(Short exercise) Exactly repeat the material, dropping only the pictures.

───── Input data

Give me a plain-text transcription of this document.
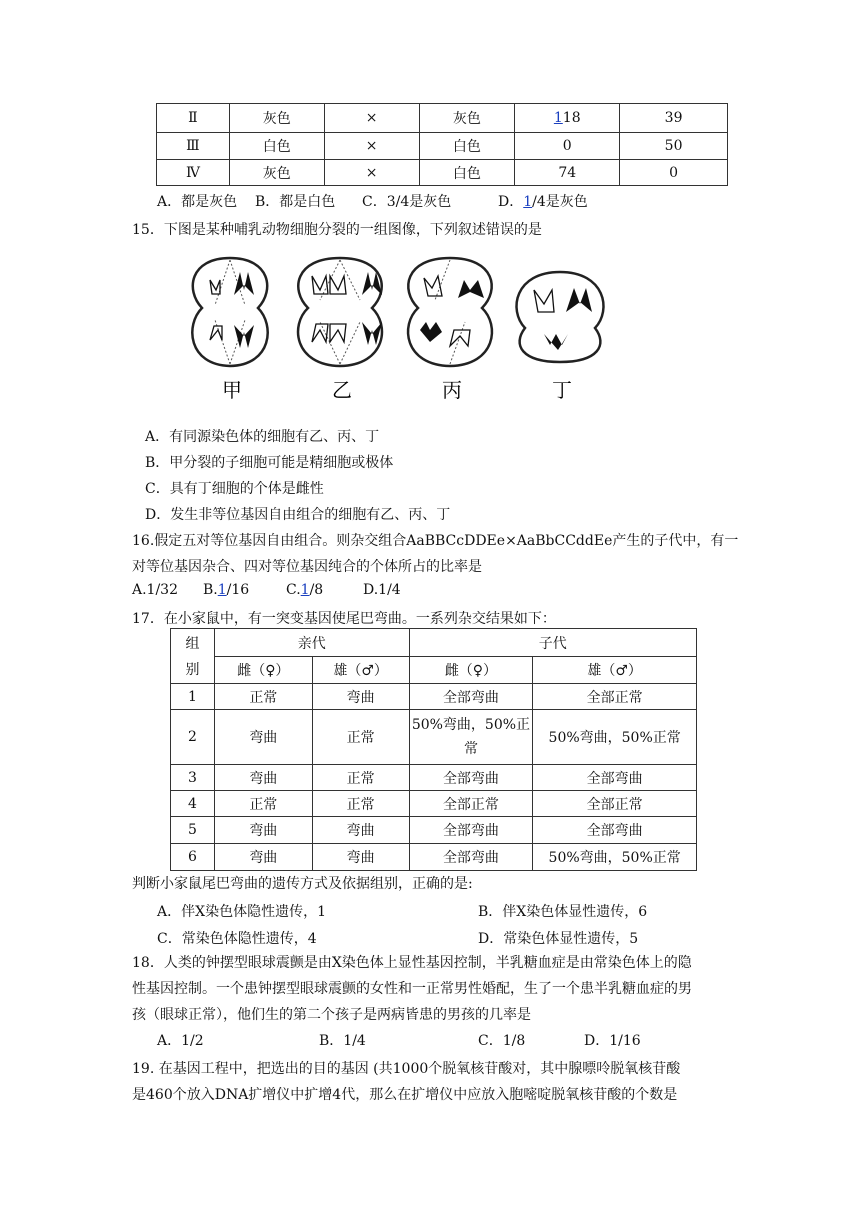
Ⅱ	灰色	×	灰色	118	39
Ⅲ	白色	×	白色	0	50
Ⅳ	灰色	×	白色	74	0
A．都是灰色 B．都是白色 C．3/4是灰色	D．1/4是灰色
15．下图是某种哺乳动物细胞分裂的一组图像，下列叙述错误的是
甲	乙	丙	丁
A．有同源染色体的细胞有乙、丙、丁
B．甲分裂的子细胞可能是精细胞或极体
C．具有丁细胞的个体是雌性
D．发生非等位基因自由组合的细胞有乙、丙、丁
16.假定五对等位基因自由组合。则杂交组合AaBBCcDDEe×AaBbCCddEe产生的子代中，有一
对等位基因杂合、四对等位基因纯合的个体所占的比率是
A.1/32 B.1/16	C.1/8	D.1/4
17．在小家鼠中，有一突变基因使尾巴弯曲。一系列杂交结果如下：
组
别	亲代		子代	
	雌（♀）	雄（♂）	雌（♀）	雄（♂）
1	正常	弯曲	全部弯曲	全部正常
2	弯曲	正常	50%弯曲，50%正
常	50%弯曲，50%正常
3	弯曲	正常	全部弯曲	全部弯曲
4	正常	正常	全部正常	全部正常
5	弯曲	弯曲	全部弯曲	全部弯曲
6	弯曲	弯曲	全部弯曲	50%弯曲，50%正常
判断小家鼠尾巴弯曲的遗传方式及依据组别，正确的是:
A．伴X染色体隐性遗传，1	B．伴X染色体显性遗传，6
C．常染色体隐性遗传，4	D．常染色体显性遗传，5
18．人类的钟摆型眼球震颤是由X染色体上显性基因控制，半乳糖血症是由常染色体上的隐
性基因控制。一个患钟摆型眼球震颤的女性和一正常男性婚配，生了一个患半乳糖血症的男
孩（眼球正常），他们生的第二个孩子是两病皆患的男孩的几率是
A．1/2	B．1/4	C．1/8	D．1/16
19. 在基因工程中，把选出的目的基因 (共1000个脱氧核苷酸对，其中腺嘌呤脱氧核苷酸
是460个放入DNA扩增仪中扩增4代，那么在扩增仪中应放入胞嘧啶脱氧核苷酸的个数是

──────────

(Exercise result)
Give me a plain-text transcription of this document.
Ⅱ	灰色	×	灰色	118	39
Ⅲ	白色	×	白色	0	50
Ⅳ	灰色	×	白色	74	0
A．都是灰色 B．都是白色 C．3/4是灰色	D．1/4是灰色
15．下图是某种哺乳动物细胞分裂的一组图像，下列叙述错误的是
甲	乙	丙	丁
A．有同源染色体的细胞有乙、丙、丁
B．甲分裂的子细胞可能是精细胞或极体
C．具有丁细胞的个体是雌性
D．发生非等位基因自由组合的细胞有乙、丙、丁
16.假定五对等位基因自由组合。则杂交组合AaBBCcDDEe×AaBbCCddEe产生的子代中，有一
对等位基因杂合、四对等位基因纯合的个体所占的比率是
A.1/32 B.1/16	C.1/8	D.1/4
17．在小家鼠中，有一突变基因使尾巴弯曲。一系列杂交结果如下：
组
别	亲代		子代	
	雌（♀）	雄（♂）	雌（♀）	雄（♂）
1	正常	弯曲	全部弯曲	全部正常
2	弯曲	正常	50%弯曲，50%正
常	50%弯曲，50%正常
3	弯曲	正常	全部弯曲	全部弯曲
4	正常	正常	全部正常	全部正常
5	弯曲	弯曲	全部弯曲	全部弯曲
6	弯曲	弯曲	全部弯曲	50%弯曲，50%正常
判断小家鼠尾巴弯曲的遗传方式及依据组别，正确的是:
A．伴X染色体隐性遗传，1	B．伴X染色体显性遗传，6
C．常染色体隐性遗传，4	D．常染色体显性遗传，5
18．人类的钟摆型眼球震颤是由X染色体上显性基因控制，半乳糖血症是由常染色体上的隐
性基因控制。一个患钟摆型眼球震颤的女性和一正常男性婚配，生了一个患半乳糖血症的男
孩（眼球正常），他们生的第二个孩子是两病皆患的男孩的几率是
A．1/2	B．1/4	C．1/8	D．1/16
19. 在基因工程中，把选出的目的基因 (共1000个脱氧核苷酸对，其中腺嘌呤脱氧核苷酸
是460个放入DNA扩增仪中扩增4代，那么在扩增仪中应放入胞嘧啶脱氧核苷酸的个数是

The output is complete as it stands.